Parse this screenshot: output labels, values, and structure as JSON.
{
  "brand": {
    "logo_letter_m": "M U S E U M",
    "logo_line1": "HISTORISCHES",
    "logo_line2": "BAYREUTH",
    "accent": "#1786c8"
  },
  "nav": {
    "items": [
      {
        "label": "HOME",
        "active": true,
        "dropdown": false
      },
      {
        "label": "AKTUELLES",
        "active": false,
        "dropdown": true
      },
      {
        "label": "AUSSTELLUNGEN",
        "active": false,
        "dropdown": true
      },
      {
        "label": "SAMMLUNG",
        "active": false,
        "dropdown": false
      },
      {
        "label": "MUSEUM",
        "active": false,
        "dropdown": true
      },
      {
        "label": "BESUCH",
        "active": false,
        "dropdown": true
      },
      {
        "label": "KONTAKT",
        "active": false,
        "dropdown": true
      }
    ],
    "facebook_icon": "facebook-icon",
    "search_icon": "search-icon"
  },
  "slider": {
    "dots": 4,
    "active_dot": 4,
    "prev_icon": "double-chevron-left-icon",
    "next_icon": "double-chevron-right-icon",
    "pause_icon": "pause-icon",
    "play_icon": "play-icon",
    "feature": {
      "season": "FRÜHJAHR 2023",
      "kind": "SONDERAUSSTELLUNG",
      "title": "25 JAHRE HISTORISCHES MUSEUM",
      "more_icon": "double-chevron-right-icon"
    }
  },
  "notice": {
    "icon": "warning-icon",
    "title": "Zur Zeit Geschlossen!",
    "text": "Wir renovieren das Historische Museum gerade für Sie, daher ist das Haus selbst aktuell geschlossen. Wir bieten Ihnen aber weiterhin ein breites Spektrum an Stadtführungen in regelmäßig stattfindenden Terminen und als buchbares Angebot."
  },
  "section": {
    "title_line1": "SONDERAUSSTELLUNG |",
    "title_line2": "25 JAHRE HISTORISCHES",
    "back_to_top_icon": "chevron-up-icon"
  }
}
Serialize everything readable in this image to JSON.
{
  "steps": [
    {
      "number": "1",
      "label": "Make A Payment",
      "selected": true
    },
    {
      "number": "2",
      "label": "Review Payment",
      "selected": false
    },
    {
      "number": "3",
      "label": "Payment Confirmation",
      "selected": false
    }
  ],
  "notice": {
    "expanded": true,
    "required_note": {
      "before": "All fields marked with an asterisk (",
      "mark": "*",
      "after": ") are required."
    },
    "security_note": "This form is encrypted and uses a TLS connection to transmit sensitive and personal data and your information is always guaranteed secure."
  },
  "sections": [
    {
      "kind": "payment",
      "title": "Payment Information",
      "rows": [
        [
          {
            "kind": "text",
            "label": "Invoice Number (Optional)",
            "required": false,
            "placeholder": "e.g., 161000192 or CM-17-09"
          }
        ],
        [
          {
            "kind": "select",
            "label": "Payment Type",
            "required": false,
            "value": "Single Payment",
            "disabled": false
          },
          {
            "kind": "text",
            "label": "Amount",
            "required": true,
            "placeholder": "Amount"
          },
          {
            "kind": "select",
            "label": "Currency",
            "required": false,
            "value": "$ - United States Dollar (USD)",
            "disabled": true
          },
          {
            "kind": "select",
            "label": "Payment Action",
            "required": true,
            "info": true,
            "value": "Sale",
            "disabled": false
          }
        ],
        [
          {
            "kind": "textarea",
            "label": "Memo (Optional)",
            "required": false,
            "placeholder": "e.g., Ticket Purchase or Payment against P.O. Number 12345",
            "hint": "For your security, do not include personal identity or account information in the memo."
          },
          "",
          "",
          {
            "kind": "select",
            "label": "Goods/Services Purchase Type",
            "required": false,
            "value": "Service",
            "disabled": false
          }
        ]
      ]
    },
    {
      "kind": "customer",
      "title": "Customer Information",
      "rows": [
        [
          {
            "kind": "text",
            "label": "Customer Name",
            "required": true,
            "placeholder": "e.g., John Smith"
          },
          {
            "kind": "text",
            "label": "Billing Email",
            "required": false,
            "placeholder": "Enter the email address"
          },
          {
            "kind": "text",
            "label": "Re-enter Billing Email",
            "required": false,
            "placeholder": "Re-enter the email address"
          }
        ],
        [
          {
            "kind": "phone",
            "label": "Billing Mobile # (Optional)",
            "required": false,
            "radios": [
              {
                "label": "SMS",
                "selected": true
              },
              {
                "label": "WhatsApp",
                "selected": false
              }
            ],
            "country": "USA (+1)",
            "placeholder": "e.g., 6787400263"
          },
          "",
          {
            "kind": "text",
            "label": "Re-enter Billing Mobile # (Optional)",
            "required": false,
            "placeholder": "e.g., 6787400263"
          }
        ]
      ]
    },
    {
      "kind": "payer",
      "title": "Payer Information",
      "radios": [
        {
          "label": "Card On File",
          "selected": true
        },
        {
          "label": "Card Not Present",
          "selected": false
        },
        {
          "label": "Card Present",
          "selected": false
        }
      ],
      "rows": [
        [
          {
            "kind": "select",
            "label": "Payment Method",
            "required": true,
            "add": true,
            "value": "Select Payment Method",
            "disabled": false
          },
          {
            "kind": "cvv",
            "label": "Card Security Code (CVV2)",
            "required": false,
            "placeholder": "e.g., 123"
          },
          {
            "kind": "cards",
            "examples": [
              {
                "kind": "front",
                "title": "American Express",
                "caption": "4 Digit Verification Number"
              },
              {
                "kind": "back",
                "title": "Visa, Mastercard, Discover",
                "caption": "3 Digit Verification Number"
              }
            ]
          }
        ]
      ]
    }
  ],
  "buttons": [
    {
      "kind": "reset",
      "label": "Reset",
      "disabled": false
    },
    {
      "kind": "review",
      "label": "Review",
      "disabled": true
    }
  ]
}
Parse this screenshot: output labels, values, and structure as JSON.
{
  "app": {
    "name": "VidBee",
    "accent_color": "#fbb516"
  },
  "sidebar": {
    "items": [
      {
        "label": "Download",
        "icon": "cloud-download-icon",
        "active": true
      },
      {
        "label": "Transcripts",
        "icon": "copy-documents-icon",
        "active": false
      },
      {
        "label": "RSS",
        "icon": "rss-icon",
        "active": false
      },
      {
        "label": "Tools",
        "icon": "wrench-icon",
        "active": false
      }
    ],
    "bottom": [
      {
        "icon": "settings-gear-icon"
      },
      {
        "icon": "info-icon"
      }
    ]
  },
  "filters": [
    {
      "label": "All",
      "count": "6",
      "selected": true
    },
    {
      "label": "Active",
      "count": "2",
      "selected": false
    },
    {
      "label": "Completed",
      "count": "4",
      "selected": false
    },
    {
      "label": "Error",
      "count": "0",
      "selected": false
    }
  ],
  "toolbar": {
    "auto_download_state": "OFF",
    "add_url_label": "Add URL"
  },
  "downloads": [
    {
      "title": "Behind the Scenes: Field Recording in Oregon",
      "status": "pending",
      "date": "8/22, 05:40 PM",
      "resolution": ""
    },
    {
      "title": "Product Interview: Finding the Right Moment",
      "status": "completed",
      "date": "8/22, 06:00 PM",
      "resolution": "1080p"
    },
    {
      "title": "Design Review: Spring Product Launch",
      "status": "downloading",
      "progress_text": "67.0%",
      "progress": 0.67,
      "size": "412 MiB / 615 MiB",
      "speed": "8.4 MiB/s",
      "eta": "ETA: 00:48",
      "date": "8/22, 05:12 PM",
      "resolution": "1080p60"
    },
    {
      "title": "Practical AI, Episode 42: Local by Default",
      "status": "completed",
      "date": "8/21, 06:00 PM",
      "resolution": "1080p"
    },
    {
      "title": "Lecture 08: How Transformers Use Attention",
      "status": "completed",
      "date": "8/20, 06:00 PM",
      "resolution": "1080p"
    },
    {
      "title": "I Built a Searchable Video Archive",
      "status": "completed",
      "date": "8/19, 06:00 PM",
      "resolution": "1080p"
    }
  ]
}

■ **THE REQUEST**
Among the lines of the material above, how many include the string "SONDERAUSSTELLUNG"? Report only that number.

■ **WRITTEN SOLUTION**
2